Task to complete = Count only the lines of the records that hold "加强森林资源保护", then give the number without any other words.

Information given =
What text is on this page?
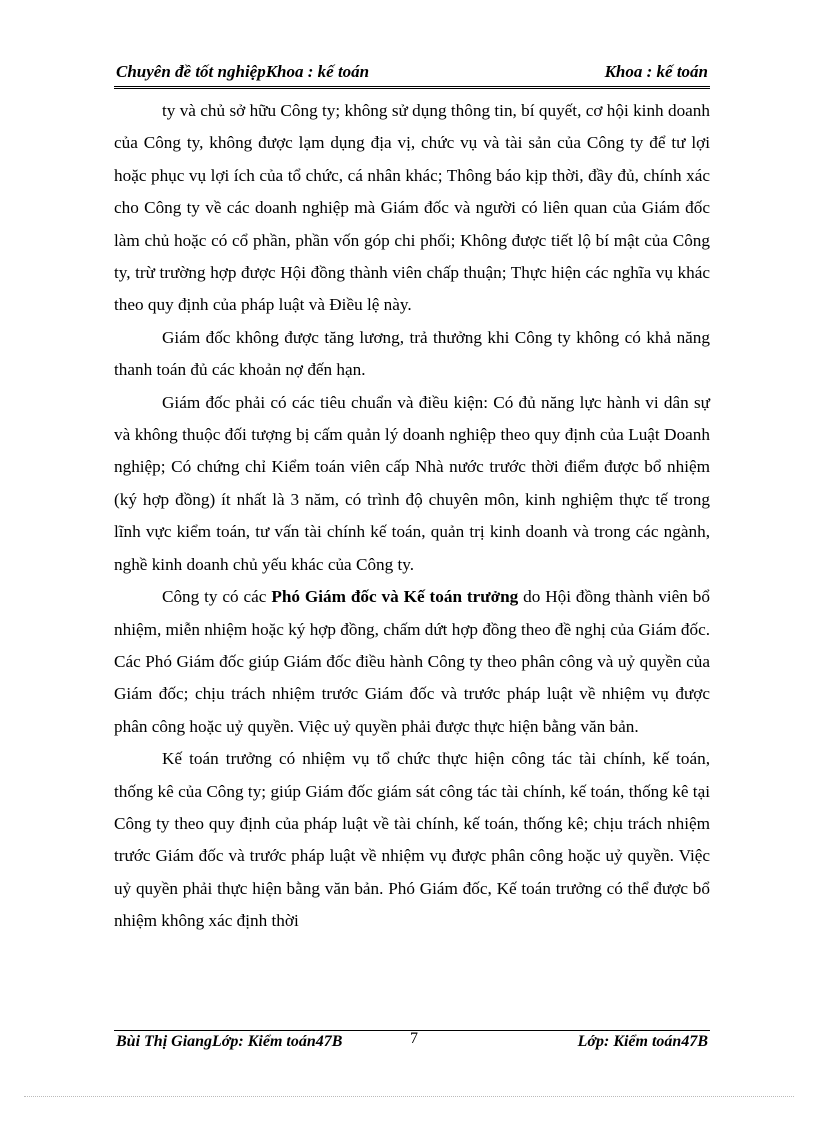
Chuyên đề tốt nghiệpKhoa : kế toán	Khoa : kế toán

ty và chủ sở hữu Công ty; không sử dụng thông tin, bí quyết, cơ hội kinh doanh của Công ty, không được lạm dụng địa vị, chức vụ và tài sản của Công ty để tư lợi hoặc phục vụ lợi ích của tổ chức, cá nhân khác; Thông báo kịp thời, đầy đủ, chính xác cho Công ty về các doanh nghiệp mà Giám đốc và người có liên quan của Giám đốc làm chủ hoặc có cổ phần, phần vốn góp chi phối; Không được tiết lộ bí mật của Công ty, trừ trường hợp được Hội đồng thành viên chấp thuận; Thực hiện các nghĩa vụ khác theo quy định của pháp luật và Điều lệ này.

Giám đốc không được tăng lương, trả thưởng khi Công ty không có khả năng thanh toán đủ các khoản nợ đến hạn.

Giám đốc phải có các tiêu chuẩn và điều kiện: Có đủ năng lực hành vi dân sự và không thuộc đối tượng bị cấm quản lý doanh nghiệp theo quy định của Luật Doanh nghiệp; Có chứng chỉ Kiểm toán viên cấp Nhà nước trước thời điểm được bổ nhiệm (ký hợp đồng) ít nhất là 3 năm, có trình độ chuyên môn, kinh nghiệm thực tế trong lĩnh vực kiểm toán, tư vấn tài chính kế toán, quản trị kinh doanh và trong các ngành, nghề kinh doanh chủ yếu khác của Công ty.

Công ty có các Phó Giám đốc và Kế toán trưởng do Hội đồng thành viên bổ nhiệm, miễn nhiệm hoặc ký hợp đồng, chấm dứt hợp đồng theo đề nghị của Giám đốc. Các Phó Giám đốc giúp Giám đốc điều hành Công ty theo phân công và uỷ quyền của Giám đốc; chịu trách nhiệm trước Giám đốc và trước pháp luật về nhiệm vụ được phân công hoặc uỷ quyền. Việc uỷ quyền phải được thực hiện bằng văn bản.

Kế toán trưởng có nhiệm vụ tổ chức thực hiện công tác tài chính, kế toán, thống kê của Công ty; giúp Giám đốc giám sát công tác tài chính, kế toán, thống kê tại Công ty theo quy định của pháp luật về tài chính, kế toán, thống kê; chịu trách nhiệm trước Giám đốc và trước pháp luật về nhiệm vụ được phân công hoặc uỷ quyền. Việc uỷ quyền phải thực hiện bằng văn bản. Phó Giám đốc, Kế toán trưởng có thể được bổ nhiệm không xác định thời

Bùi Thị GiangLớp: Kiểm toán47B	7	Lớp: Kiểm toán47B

...

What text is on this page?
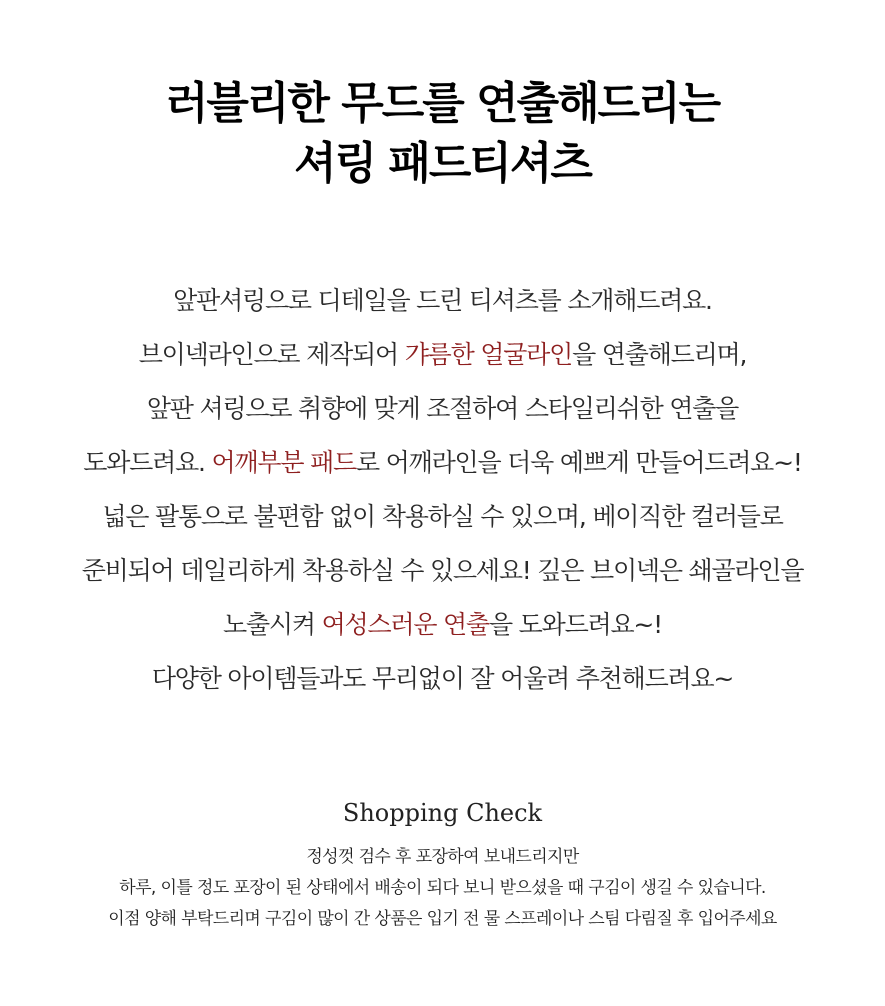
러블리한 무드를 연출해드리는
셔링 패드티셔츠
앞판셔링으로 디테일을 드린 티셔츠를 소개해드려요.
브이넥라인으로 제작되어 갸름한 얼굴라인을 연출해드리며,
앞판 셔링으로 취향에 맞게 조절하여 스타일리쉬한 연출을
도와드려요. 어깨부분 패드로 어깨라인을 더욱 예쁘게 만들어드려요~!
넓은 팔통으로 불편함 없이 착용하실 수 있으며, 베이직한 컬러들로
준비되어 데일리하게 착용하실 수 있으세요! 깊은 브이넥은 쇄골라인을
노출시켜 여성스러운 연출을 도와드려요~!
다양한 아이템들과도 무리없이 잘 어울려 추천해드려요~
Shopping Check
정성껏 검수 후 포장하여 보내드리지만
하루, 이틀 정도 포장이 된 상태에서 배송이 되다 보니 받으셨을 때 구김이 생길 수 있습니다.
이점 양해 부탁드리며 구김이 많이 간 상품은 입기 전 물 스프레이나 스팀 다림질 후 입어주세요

* * *

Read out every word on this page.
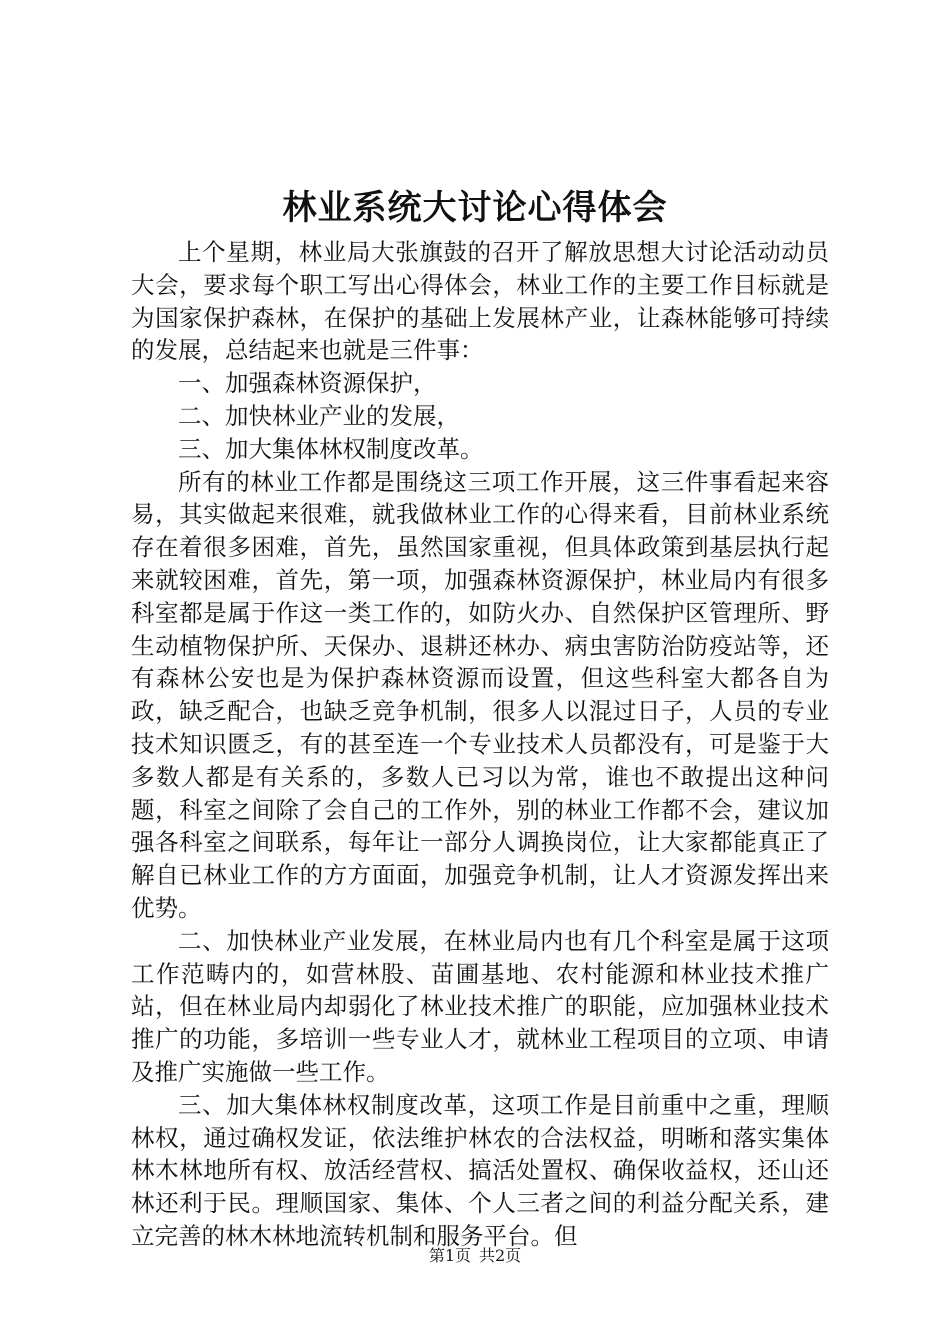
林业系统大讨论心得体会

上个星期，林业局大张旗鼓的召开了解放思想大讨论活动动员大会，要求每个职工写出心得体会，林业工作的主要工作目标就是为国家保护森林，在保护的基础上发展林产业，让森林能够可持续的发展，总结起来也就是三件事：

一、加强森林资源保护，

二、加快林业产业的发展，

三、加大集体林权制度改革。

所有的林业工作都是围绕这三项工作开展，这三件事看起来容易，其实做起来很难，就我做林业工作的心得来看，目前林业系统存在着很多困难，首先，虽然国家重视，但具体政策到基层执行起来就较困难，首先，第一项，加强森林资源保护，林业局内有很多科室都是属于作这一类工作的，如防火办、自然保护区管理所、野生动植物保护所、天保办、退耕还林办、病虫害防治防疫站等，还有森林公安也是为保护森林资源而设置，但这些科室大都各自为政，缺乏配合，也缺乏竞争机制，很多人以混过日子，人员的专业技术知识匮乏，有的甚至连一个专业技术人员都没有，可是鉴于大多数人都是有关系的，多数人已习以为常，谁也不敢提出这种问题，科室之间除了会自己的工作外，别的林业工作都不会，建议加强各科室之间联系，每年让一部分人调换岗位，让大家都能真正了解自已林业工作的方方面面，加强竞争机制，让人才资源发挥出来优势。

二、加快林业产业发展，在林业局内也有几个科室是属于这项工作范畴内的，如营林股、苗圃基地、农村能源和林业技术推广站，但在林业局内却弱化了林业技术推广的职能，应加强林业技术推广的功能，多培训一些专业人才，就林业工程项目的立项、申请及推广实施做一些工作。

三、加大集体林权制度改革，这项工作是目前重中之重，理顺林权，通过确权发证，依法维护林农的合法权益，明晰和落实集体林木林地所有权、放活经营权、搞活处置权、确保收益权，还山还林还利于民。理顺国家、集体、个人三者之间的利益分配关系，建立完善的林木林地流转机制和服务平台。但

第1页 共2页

Finished answer = 2